#### [Data lines]
╔══

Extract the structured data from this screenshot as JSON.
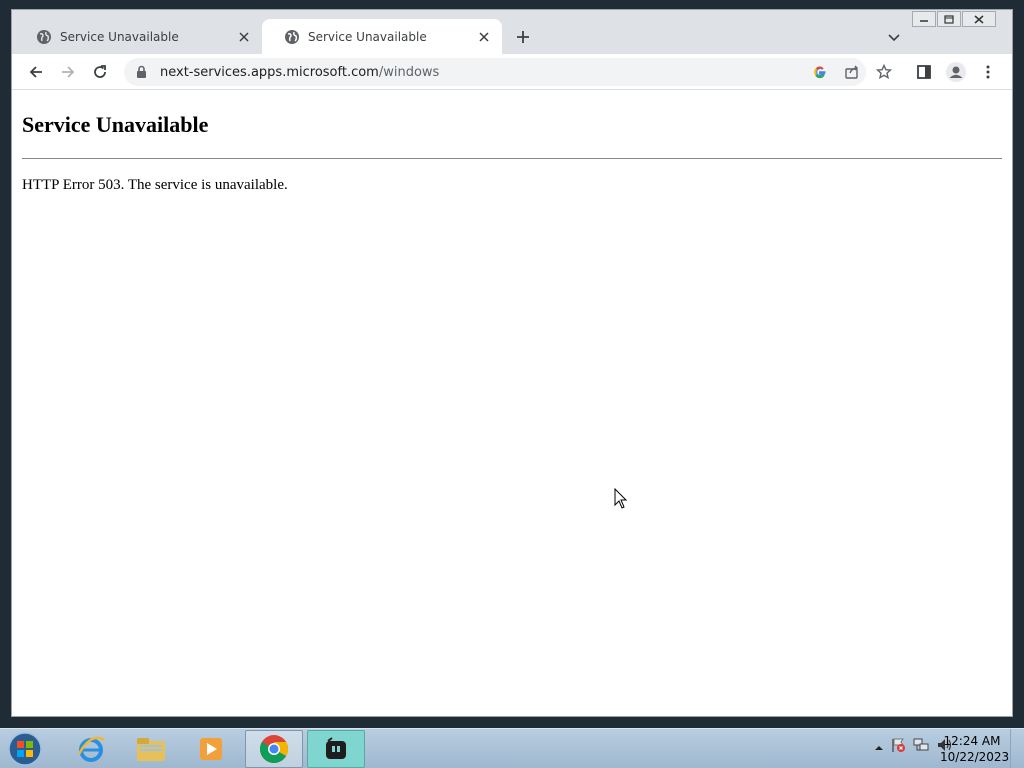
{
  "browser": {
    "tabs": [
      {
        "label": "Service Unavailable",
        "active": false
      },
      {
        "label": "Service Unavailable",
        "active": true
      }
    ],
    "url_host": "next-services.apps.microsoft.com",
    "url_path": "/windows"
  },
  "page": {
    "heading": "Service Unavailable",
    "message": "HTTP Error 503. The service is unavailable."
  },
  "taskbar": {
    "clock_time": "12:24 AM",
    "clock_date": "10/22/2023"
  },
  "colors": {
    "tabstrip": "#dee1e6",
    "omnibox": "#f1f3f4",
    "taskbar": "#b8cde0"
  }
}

╚══

#### [Work to complete]
Reproduce all entries without any change, and omit the pictures.

#### [Result]
Extract the structured data from this screenshot as JSON.
{
  "browser": {
    "tabs": [
      {
        "label": "Service Unavailable",
        "active": false
      },
      {
        "label": "Service Unavailable",
        "active": true
      }
    ],
    "url_host": "next-services.apps.microsoft.com",
    "url_path": "/windows"
  },
  "page": {
    "heading": "Service Unavailable",
    "message": "HTTP Error 503. The service is unavailable."
  },
  "taskbar": {
    "clock_time": "12:24 AM",
    "clock_date": "10/22/2023"
  },
  "colors": {
    "tabstrip": "#dee1e6",
    "omnibox": "#f1f3f4",
    "taskbar": "#b8cde0"
  }
}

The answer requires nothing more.